(begin)
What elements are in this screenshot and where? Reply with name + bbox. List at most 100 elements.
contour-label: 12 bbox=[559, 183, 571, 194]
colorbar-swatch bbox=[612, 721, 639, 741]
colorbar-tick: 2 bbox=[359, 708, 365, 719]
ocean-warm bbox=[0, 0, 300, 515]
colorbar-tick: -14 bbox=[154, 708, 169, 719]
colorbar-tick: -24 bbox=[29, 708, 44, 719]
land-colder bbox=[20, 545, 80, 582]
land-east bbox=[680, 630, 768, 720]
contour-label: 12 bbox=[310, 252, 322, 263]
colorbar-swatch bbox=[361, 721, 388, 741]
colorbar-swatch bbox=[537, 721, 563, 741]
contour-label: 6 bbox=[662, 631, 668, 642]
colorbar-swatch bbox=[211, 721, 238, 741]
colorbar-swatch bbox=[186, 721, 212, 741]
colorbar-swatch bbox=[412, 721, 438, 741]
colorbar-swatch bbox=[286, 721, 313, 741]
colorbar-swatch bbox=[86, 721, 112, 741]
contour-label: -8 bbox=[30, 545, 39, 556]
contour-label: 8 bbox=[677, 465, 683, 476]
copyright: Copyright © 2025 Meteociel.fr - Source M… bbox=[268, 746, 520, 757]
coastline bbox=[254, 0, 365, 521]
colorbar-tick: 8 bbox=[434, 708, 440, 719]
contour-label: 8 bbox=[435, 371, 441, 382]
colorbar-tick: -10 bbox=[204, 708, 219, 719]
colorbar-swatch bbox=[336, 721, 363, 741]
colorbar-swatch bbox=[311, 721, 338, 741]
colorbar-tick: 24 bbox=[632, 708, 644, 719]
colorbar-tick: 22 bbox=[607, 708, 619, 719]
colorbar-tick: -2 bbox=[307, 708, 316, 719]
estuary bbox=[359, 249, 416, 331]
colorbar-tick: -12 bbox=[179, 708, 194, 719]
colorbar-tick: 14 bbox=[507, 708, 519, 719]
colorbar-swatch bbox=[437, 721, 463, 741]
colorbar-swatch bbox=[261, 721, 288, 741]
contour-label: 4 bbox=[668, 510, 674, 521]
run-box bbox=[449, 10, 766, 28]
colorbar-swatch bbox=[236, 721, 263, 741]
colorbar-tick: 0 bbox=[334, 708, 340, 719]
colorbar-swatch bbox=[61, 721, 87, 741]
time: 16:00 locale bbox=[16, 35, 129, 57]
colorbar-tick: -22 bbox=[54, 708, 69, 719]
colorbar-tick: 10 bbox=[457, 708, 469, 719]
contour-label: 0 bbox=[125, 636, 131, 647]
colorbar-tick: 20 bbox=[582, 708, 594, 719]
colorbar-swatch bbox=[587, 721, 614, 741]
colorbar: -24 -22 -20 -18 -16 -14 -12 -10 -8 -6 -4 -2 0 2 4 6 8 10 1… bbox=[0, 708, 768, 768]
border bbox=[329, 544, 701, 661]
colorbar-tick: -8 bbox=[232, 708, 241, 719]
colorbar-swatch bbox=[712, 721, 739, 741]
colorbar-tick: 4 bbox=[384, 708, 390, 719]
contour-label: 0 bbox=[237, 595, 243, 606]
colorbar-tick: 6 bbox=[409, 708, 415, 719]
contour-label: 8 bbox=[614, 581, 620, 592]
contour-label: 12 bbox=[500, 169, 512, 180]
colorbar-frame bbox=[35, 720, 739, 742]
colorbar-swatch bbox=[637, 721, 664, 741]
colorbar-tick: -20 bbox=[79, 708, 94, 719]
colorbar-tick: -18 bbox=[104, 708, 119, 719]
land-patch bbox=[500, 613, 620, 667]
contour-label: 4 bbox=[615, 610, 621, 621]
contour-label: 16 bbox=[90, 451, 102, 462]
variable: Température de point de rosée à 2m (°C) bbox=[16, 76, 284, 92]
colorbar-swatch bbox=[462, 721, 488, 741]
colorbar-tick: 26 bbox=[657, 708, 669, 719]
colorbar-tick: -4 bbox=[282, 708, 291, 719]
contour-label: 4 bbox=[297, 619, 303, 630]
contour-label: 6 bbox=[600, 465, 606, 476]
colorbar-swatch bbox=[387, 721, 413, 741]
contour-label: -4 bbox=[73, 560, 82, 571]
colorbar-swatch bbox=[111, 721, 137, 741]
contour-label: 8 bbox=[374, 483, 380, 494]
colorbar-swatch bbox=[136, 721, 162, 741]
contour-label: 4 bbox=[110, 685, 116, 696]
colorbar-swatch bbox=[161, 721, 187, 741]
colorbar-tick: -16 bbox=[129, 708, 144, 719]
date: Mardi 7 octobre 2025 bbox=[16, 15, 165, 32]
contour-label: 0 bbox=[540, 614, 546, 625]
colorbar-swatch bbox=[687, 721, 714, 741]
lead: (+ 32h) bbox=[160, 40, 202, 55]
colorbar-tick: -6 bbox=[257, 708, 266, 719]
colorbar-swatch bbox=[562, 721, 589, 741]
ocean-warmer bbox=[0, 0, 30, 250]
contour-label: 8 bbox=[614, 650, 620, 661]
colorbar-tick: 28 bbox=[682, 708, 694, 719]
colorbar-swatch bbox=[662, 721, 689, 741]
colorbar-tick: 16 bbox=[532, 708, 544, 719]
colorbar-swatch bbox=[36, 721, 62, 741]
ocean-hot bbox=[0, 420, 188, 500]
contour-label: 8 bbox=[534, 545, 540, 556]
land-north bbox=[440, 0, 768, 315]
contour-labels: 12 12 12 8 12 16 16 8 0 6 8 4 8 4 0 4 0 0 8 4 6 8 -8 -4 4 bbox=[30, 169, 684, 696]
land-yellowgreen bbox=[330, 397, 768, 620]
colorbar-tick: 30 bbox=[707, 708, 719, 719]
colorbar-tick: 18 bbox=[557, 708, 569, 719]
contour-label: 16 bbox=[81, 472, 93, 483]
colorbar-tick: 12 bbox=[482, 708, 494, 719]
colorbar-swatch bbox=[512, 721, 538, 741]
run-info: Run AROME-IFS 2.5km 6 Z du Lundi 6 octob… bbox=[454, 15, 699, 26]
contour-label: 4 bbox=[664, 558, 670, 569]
(end)
Task statement.
Copy the data from its first line through the line containing "colorbar-tick: -14 bbox=[154, 708, 169, 719]", swapping "colorbar-swatch" for "legend-swatch" and changing nothing else. Give only those lines.

Written answer.
What elements are in this screenshot and where? Reply with name + bbox. List at most 100 elements.
contour-label: 12 bbox=[559, 183, 571, 194]
legend-swatch bbox=[612, 721, 639, 741]
colorbar-tick: 2 bbox=[359, 708, 365, 719]
ocean-warm bbox=[0, 0, 300, 515]
colorbar-tick: -14 bbox=[154, 708, 169, 719]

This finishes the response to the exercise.